---------- Input
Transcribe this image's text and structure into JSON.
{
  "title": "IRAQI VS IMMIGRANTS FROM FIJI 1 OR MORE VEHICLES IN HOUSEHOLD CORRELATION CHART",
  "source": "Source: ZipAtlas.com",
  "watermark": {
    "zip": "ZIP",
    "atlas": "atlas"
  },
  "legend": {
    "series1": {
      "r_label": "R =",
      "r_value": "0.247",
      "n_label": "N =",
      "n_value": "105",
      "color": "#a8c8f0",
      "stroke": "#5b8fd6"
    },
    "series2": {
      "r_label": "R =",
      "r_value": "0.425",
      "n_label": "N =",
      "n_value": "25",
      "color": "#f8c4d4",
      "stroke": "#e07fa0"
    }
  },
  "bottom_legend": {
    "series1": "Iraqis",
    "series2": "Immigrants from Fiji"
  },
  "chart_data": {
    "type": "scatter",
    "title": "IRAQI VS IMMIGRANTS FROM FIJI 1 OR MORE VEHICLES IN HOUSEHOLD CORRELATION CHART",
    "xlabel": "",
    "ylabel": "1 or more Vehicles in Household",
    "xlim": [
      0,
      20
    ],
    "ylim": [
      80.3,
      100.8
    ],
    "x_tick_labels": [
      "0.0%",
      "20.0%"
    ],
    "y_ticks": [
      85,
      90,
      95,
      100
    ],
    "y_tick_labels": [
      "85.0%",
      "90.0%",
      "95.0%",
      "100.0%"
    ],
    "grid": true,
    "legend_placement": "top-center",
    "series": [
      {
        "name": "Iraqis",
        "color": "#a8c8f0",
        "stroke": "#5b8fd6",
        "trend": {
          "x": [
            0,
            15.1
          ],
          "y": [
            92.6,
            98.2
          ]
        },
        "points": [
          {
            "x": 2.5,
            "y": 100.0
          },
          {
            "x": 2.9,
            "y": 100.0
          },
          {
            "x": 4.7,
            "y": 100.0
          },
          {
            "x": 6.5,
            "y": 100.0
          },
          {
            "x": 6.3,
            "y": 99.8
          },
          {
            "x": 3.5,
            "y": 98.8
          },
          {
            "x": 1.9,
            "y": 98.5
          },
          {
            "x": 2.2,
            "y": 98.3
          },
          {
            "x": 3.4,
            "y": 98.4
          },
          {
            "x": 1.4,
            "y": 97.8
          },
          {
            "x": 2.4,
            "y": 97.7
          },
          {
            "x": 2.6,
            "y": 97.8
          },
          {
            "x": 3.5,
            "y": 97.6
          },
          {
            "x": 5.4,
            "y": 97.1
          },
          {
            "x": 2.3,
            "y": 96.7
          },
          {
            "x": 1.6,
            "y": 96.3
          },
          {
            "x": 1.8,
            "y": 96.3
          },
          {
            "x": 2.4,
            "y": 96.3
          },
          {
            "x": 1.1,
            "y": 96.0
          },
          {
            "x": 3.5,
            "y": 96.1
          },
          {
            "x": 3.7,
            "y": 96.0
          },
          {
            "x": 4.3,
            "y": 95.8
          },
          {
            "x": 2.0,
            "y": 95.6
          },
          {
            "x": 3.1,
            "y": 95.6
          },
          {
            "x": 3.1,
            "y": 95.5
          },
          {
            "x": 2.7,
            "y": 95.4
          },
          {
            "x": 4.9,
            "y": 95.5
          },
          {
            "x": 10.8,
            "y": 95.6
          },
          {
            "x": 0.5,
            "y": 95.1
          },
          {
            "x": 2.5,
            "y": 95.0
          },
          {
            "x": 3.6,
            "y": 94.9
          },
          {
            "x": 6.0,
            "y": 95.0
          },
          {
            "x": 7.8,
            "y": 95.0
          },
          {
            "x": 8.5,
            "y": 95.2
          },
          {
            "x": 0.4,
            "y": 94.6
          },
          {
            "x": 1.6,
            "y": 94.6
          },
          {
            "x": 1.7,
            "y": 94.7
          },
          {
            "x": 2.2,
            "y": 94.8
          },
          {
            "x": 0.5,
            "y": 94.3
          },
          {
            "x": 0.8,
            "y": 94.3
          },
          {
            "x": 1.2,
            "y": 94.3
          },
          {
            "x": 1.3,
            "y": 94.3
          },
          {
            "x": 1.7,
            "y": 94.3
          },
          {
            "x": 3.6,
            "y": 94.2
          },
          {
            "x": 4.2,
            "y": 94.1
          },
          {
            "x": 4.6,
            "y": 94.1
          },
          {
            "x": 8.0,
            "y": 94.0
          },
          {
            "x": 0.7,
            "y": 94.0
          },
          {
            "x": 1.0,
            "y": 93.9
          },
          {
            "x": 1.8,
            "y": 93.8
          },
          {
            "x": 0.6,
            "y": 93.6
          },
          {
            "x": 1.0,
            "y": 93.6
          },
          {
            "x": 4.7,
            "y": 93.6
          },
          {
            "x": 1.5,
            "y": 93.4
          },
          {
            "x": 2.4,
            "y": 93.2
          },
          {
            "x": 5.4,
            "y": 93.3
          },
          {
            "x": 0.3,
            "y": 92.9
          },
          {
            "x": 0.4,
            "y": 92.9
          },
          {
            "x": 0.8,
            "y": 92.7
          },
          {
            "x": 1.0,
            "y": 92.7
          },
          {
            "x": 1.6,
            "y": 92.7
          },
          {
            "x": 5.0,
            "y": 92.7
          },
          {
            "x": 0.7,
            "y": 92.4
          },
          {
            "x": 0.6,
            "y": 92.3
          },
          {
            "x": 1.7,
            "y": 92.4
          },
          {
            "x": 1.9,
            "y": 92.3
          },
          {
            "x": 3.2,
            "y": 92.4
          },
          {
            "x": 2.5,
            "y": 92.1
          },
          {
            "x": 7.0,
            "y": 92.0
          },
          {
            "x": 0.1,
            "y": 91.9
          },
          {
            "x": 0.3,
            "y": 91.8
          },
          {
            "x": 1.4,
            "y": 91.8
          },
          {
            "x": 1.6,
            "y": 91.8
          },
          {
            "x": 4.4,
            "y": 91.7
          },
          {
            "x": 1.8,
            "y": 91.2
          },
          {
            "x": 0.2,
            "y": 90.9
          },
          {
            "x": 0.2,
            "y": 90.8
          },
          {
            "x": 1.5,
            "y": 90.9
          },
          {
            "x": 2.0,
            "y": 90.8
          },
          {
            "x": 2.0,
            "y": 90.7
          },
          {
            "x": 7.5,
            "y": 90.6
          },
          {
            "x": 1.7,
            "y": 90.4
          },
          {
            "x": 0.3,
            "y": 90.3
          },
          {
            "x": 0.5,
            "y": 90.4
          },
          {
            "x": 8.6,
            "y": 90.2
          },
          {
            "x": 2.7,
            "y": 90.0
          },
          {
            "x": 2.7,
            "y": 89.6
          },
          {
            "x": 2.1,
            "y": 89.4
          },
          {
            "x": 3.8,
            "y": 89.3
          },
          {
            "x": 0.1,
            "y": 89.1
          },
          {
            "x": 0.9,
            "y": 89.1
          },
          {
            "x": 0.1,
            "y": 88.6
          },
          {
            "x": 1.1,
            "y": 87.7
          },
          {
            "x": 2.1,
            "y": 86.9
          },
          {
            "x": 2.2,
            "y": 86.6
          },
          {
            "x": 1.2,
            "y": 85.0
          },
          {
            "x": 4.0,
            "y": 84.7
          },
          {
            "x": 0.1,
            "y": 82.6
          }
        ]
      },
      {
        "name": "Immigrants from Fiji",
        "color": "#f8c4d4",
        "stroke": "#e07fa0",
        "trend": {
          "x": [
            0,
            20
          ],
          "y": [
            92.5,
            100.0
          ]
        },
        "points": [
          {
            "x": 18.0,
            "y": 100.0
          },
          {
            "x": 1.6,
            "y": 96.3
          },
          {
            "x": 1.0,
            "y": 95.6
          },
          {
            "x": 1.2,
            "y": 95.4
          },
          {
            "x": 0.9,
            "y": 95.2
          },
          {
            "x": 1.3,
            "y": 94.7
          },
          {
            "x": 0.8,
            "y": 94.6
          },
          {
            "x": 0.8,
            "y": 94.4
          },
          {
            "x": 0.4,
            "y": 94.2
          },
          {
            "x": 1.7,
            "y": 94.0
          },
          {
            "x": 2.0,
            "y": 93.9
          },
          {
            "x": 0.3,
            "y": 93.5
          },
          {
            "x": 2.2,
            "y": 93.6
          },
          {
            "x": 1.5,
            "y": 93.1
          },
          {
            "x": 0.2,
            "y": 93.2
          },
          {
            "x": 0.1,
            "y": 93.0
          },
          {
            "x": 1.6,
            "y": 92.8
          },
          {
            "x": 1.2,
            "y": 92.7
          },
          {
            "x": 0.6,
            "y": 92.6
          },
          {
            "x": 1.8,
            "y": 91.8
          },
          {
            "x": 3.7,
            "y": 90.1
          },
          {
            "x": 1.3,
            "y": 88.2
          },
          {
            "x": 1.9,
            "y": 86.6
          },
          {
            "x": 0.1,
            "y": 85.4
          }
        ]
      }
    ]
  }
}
--------------------
Search the entries for "CORRELATION" and copy out each line that has it.

  "title": "IRAQI VS IMMIGRANTS FROM FIJI 1 OR MORE VEHICLES IN HOUSEHOLD CORRELATION CHART",
    "title": "IRAQI VS IMMIGRANTS FROM FIJI 1 OR MORE VEHICLES IN HOUSEHOLD CORRELATION CHART",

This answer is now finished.